■ WHAT THE TASK REQUIRES:
Can you find the lines of the listing that include "Percent" and copy every one?

■ EXTRACTED DATA:
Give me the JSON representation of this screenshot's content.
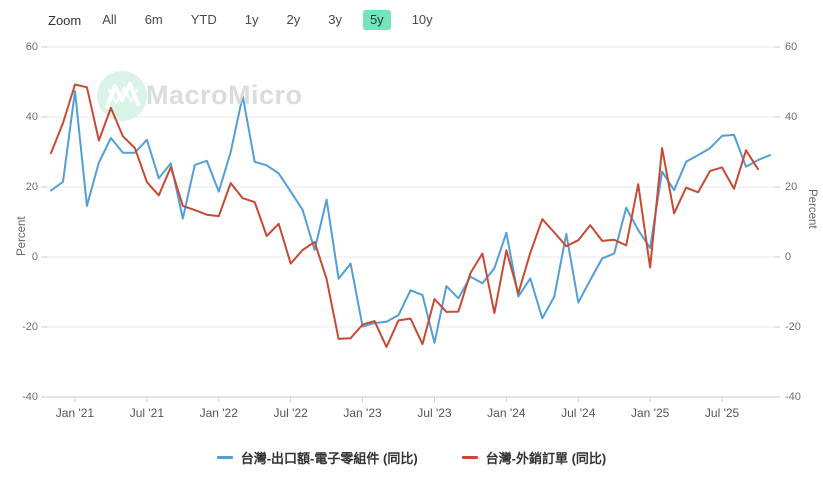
{
  "toolbar": {
    "zoom_label": "Zoom",
    "ranges": [
      "All",
      "6m",
      "YTD",
      "1y",
      "2y",
      "3y",
      "5y",
      "10y"
    ],
    "active": "5y"
  },
  "watermark": {
    "text": "MacroMicro"
  },
  "colors": {
    "series_blue": "#549fd7",
    "series_red": "#c84a35",
    "active_range_bg": "#74e4ba",
    "grid": "#e8e8e8",
    "axis": "#cccccc",
    "watermark_circle": "#d9f3e9"
  },
  "chart_data": {
    "type": "line",
    "title": "",
    "ylabel_left": "Percent",
    "ylabel_right": "Percent",
    "ylim": [
      -40,
      60
    ],
    "yticks": [
      60,
      40,
      20,
      0,
      -20,
      -40
    ],
    "grid": true,
    "legend_position": "bottom",
    "xticks": [
      "Jan '21",
      "Jul '21",
      "Jan '22",
      "Jul '22",
      "Jan '23",
      "Jul '23",
      "Jan '24",
      "Jul '24",
      "Jan '25",
      "Jul '25"
    ],
    "xtick_indices": [
      2,
      8,
      14,
      20,
      26,
      32,
      38,
      44,
      50,
      56
    ],
    "x": [
      "2020-11",
      "2020-12",
      "2021-01",
      "2021-02",
      "2021-03",
      "2021-04",
      "2021-05",
      "2021-06",
      "2021-07",
      "2021-08",
      "2021-09",
      "2021-10",
      "2021-11",
      "2021-12",
      "2022-01",
      "2022-02",
      "2022-03",
      "2022-04",
      "2022-05",
      "2022-06",
      "2022-07",
      "2022-08",
      "2022-09",
      "2022-10",
      "2022-11",
      "2022-12",
      "2023-01",
      "2023-02",
      "2023-03",
      "2023-04",
      "2023-05",
      "2023-06",
      "2023-07",
      "2023-08",
      "2023-09",
      "2023-10",
      "2023-11",
      "2023-12",
      "2024-01",
      "2024-02",
      "2024-03",
      "2024-04",
      "2024-05",
      "2024-06",
      "2024-07",
      "2024-08",
      "2024-09",
      "2024-10",
      "2024-11",
      "2024-12",
      "2025-01",
      "2025-02",
      "2025-03",
      "2025-04",
      "2025-05",
      "2025-06",
      "2025-07",
      "2025-08",
      "2025-09",
      "2025-10",
      "2025-11"
    ],
    "series": [
      {
        "name": "台灣-出口額-電子零組件 (同比)",
        "color": "#549fd7",
        "values": [
          19.0,
          21.5,
          47.4,
          14.6,
          27.0,
          34.0,
          29.8,
          29.8,
          33.5,
          22.5,
          26.8,
          11.0,
          26.3,
          27.5,
          18.7,
          30.0,
          46.0,
          27.2,
          26.2,
          23.9,
          18.7,
          13.5,
          2.0,
          16.4,
          -6.2,
          -1.9,
          -19.9,
          -18.9,
          -18.5,
          -16.6,
          -9.5,
          -10.9,
          -24.5,
          -8.3,
          -11.8,
          -5.6,
          -7.5,
          -3.2,
          6.9,
          -11.3,
          -6.1,
          -17.5,
          -11.3,
          6.6,
          -13.0,
          -6.6,
          -0.4,
          1.0,
          14.1,
          7.7,
          2.6,
          24.4,
          19.1,
          27.2,
          29.1,
          31.1,
          34.6,
          34.9,
          25.8,
          27.7,
          29.1
        ]
      },
      {
        "name": "台灣-外銷訂單 (同比)",
        "color": "#c84a35",
        "values": [
          29.7,
          38.3,
          49.3,
          48.5,
          33.3,
          42.6,
          34.5,
          31.1,
          21.4,
          17.6,
          25.7,
          14.6,
          13.4,
          12.1,
          11.7,
          21.1,
          16.8,
          15.7,
          6.0,
          9.5,
          -1.9,
          2.0,
          4.3,
          -6.3,
          -23.4,
          -23.2,
          -19.3,
          -18.3,
          -25.7,
          -18.1,
          -17.6,
          -24.9,
          -12.0,
          -15.7,
          -15.6,
          -4.6,
          1.0,
          -16.0,
          1.9,
          -10.4,
          1.2,
          10.8,
          7.0,
          3.1,
          4.8,
          9.1,
          4.6,
          4.9,
          3.3,
          20.8,
          -3.0,
          31.1,
          12.5,
          19.8,
          18.5,
          24.6,
          25.6,
          19.5,
          30.5,
          25.1,
          null
        ]
      }
    ]
  }
}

■ REPLY TO THE TASK:
    "ylabel_left": "Percent",
    "ylabel_right": "Percent",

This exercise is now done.